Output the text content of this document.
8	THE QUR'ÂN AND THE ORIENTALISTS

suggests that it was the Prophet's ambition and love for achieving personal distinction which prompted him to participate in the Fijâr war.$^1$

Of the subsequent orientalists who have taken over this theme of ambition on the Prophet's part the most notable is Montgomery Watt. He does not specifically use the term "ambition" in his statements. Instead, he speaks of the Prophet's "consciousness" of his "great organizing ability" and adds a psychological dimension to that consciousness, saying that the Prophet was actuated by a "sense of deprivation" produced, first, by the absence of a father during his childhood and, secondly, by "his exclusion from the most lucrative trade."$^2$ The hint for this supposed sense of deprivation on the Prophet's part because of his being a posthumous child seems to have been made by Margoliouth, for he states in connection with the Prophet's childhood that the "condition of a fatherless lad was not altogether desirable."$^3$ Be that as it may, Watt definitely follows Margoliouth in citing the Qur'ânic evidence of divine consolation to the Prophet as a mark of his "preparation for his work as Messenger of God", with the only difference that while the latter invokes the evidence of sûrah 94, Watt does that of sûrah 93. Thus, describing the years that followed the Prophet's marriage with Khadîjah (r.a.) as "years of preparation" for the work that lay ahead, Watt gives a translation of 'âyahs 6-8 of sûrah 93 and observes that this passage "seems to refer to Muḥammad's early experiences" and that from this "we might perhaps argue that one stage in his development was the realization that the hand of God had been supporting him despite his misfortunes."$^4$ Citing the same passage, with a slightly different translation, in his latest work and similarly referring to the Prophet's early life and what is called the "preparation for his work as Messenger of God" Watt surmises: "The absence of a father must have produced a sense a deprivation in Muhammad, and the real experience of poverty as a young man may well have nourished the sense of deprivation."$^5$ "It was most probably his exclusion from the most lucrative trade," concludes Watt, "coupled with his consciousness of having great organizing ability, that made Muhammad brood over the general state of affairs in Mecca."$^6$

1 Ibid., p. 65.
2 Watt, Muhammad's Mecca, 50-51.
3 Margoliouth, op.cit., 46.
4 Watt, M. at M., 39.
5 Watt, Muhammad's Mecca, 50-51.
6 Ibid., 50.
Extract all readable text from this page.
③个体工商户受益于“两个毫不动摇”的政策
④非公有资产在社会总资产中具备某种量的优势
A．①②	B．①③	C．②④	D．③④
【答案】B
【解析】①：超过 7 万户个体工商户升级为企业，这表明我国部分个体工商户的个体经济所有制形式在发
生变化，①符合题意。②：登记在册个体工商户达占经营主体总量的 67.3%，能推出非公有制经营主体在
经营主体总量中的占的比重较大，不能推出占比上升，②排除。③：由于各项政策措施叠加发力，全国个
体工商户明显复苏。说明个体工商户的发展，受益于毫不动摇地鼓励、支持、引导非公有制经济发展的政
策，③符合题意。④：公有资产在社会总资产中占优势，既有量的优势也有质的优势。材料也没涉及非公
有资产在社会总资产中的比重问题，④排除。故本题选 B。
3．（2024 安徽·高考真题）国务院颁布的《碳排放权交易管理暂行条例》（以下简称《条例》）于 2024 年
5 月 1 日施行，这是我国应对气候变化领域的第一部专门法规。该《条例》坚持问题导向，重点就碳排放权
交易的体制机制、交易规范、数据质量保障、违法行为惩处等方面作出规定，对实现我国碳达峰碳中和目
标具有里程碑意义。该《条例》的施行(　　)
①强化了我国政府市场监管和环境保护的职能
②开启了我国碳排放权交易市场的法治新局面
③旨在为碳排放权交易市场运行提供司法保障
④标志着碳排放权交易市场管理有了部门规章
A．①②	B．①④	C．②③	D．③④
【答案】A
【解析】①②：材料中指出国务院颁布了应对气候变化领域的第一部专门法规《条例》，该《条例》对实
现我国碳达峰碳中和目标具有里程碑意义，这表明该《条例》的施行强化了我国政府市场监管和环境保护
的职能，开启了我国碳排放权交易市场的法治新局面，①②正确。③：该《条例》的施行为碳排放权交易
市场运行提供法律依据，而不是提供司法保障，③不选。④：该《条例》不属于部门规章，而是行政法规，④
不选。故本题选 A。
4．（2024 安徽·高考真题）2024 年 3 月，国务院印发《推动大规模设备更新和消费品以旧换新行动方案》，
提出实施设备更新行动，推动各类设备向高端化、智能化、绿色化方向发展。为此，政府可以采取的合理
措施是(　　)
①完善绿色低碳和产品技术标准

Required work ▸
Extract from the data every line where "高考真题" shows up.

Exercise solution ▸
3．（2024 安徽·高考真题）国务院颁布的《碳排放权交易管理暂行条例》（以下简称《条例》）于 2024 年
4．（2024 安徽·高考真题）2024 年 3 月，国务院印发《推动大规模设备更新和消费品以旧换新行动方案》，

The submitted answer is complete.